Records shown –
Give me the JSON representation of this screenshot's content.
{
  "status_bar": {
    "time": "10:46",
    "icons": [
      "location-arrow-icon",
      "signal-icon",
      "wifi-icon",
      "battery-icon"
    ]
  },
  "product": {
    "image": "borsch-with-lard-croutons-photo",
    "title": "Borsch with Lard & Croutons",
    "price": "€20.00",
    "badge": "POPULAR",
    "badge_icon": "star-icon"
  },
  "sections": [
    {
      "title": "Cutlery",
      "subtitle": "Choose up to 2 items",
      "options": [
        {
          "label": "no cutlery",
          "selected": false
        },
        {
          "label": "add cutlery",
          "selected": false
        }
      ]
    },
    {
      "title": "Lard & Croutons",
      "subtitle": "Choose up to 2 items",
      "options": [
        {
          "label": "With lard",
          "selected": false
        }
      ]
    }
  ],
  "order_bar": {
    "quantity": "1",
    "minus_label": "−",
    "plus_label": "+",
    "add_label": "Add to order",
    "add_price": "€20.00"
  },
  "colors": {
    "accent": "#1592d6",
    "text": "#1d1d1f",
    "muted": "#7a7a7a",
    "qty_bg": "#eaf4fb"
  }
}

Exercise directions –
Write out the records above again, keeping each one identical to the original.

Completed task –
Give me the JSON representation of this screenshot's content.
{
  "status_bar": {
    "time": "10:46",
    "icons": [
      "location-arrow-icon",
      "signal-icon",
      "wifi-icon",
      "battery-icon"
    ]
  },
  "product": {
    "image": "borsch-with-lard-croutons-photo",
    "title": "Borsch with Lard & Croutons",
    "price": "€20.00",
    "badge": "POPULAR",
    "badge_icon": "star-icon"
  },
  "sections": [
    {
      "title": "Cutlery",
      "subtitle": "Choose up to 2 items",
      "options": [
        {
          "label": "no cutlery",
          "selected": false
        },
        {
          "label": "add cutlery",
          "selected": false
        }
      ]
    },
    {
      "title": "Lard & Croutons",
      "subtitle": "Choose up to 2 items",
      "options": [
        {
          "label": "With lard",
          "selected": false
        }
      ]
    }
  ],
  "order_bar": {
    "quantity": "1",
    "minus_label": "−",
    "plus_label": "+",
    "add_label": "Add to order",
    "add_price": "€20.00"
  },
  "colors": {
    "accent": "#1592d6",
    "text": "#1d1d1f",
    "muted": "#7a7a7a",
    "qty_bg": "#eaf4fb"
  }
}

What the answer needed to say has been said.